EXERCISE BRIEF
Identify the lines that contain the word "NTSC" and copy each one.

DATA ROWS
^^^^^^^^^^^^^^^^

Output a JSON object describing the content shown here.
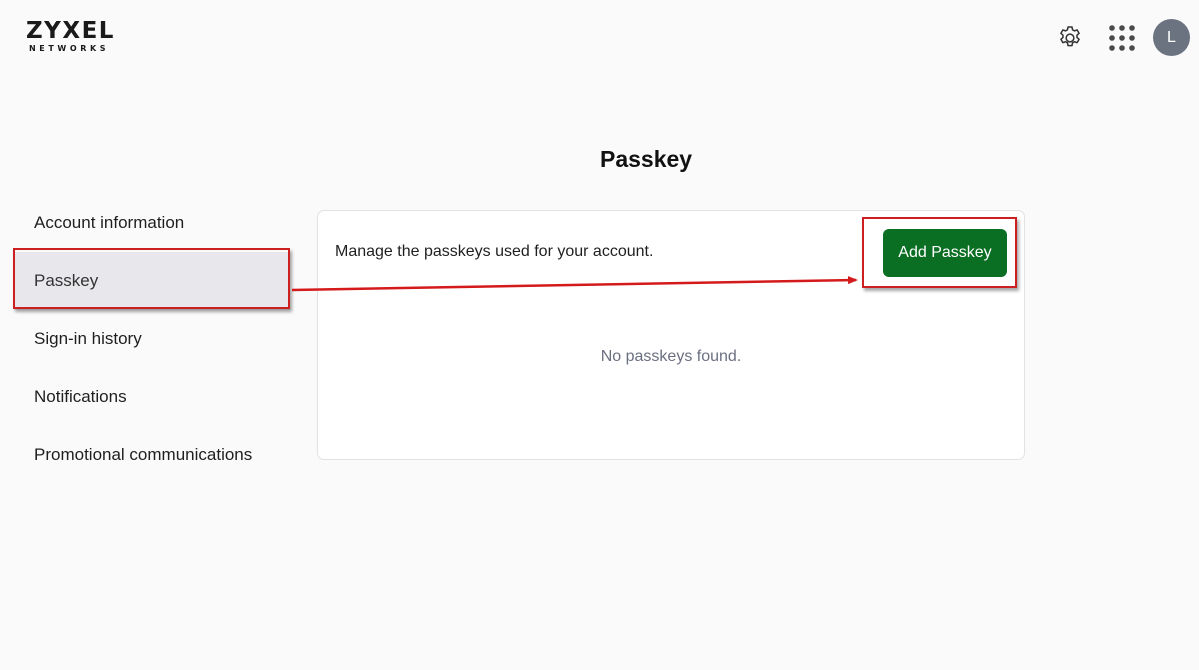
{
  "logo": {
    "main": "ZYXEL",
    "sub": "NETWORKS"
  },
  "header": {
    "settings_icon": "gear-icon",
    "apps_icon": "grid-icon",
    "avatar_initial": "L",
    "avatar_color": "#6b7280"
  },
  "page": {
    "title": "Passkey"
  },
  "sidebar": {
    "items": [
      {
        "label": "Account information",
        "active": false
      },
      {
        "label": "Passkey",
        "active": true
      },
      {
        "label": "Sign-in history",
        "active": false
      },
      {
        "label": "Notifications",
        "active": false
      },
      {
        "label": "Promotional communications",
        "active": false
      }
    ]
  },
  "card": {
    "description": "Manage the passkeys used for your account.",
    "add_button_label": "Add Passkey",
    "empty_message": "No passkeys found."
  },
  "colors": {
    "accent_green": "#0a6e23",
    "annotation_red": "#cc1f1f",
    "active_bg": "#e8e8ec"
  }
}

^^^^^^^^^^^^^^^^

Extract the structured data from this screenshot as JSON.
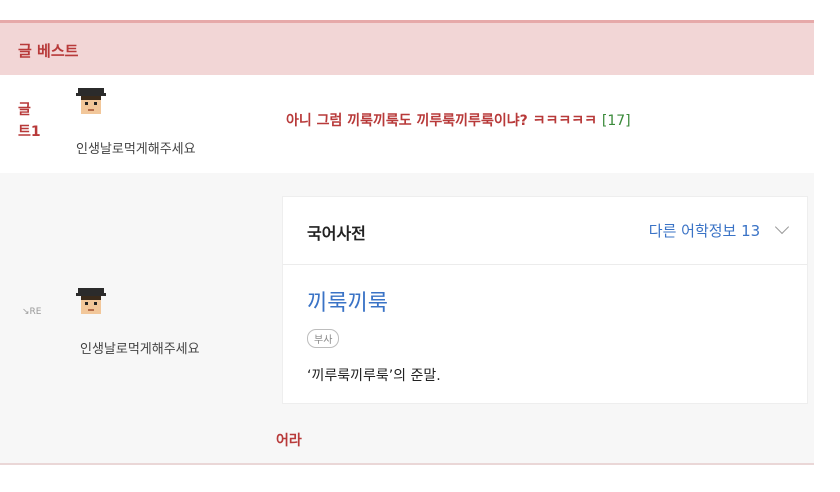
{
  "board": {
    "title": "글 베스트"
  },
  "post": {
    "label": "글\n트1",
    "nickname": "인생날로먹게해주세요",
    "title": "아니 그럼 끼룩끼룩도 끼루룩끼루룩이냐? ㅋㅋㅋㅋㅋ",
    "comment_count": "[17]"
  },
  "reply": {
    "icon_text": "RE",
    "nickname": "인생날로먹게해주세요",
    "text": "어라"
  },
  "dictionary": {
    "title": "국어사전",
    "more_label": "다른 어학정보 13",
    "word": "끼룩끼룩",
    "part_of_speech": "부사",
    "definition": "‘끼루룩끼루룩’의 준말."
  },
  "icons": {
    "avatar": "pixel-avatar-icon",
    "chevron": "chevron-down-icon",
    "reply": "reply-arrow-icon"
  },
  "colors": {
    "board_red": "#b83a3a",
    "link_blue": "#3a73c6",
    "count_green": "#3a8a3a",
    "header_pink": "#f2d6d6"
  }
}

^^^^^^^^^^^^^^^^

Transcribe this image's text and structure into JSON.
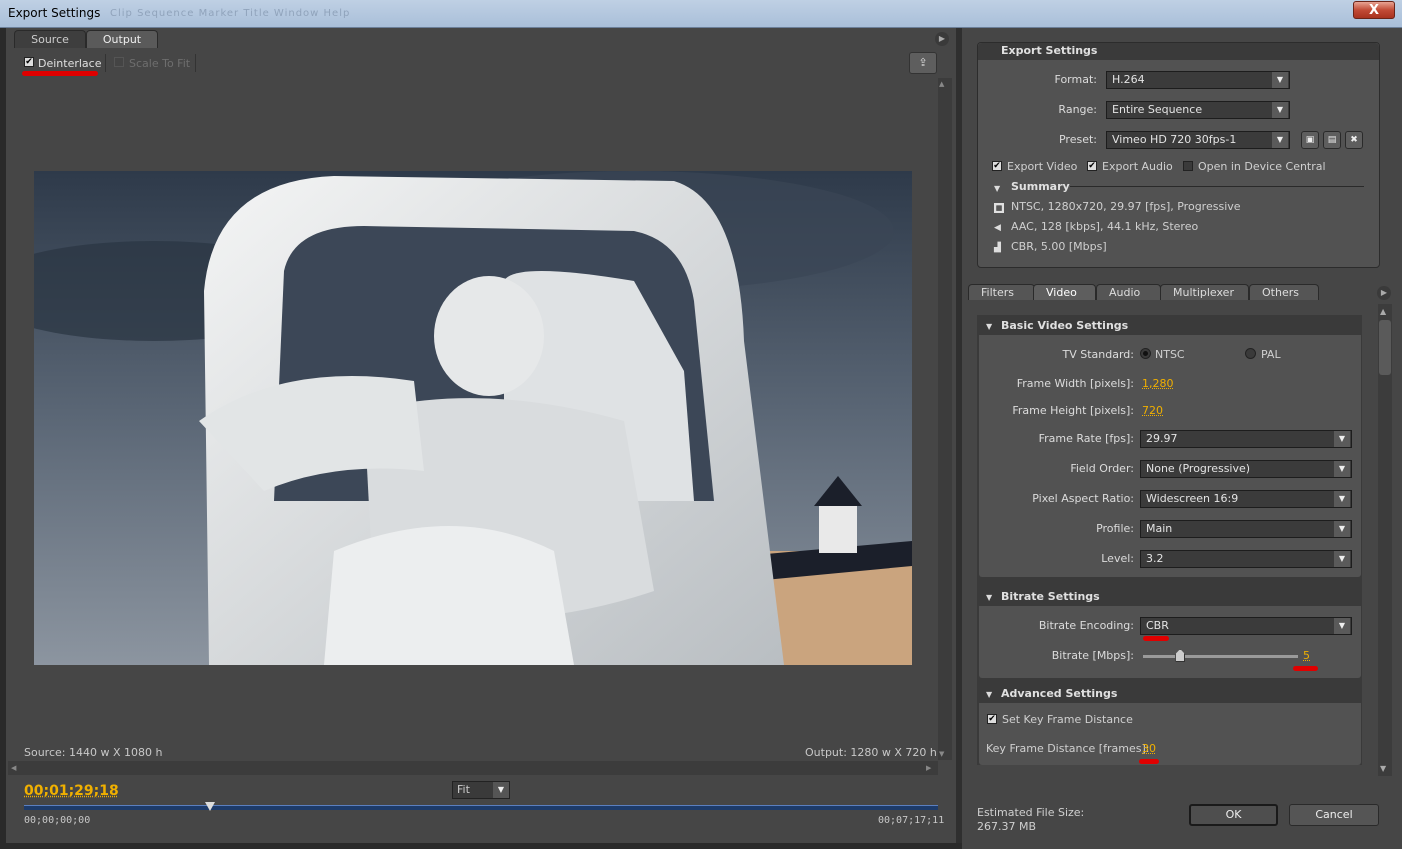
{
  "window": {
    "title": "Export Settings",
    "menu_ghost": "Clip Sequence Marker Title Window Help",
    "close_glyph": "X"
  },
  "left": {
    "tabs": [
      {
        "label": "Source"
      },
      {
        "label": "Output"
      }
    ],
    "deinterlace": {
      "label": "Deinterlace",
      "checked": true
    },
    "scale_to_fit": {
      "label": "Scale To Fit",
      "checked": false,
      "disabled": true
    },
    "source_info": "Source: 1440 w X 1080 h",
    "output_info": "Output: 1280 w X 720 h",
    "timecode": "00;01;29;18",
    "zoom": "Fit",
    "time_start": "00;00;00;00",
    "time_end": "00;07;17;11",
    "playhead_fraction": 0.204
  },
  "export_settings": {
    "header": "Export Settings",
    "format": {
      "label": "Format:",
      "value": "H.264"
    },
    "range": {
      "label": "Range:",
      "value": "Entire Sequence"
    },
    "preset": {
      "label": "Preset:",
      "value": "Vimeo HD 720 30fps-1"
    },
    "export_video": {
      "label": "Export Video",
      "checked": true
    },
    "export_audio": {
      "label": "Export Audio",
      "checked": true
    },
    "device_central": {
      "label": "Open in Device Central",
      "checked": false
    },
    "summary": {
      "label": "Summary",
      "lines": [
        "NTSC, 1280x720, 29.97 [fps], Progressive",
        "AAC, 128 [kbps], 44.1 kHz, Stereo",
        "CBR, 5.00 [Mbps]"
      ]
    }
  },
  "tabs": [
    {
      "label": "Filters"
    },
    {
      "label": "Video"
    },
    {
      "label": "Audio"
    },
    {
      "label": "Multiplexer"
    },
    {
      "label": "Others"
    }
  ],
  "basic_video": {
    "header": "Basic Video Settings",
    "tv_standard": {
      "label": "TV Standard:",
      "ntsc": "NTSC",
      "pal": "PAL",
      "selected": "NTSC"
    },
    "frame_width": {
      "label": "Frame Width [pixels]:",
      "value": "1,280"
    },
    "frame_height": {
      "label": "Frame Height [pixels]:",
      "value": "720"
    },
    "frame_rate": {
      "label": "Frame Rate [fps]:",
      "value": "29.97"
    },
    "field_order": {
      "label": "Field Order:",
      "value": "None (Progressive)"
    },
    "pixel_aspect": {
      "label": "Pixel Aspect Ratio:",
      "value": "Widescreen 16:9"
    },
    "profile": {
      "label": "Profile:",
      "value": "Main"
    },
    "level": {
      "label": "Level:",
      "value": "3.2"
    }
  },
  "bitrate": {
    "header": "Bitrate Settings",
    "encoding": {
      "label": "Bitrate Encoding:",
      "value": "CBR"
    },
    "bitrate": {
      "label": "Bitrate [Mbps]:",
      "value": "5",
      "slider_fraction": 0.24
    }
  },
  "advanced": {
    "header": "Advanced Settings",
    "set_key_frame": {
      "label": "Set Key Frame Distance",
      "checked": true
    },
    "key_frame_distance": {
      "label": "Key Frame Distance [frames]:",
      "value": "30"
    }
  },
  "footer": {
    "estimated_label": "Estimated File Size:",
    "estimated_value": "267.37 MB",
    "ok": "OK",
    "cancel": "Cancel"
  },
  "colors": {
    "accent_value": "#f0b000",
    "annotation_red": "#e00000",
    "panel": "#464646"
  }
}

^^^^^^^^^^^^^^^^

OUTPUT OF THE TASK
        "NTSC, 1280x720, 29.97 [fps], Progressive",
      "ntsc": "NTSC",
      "selected": "NTSC"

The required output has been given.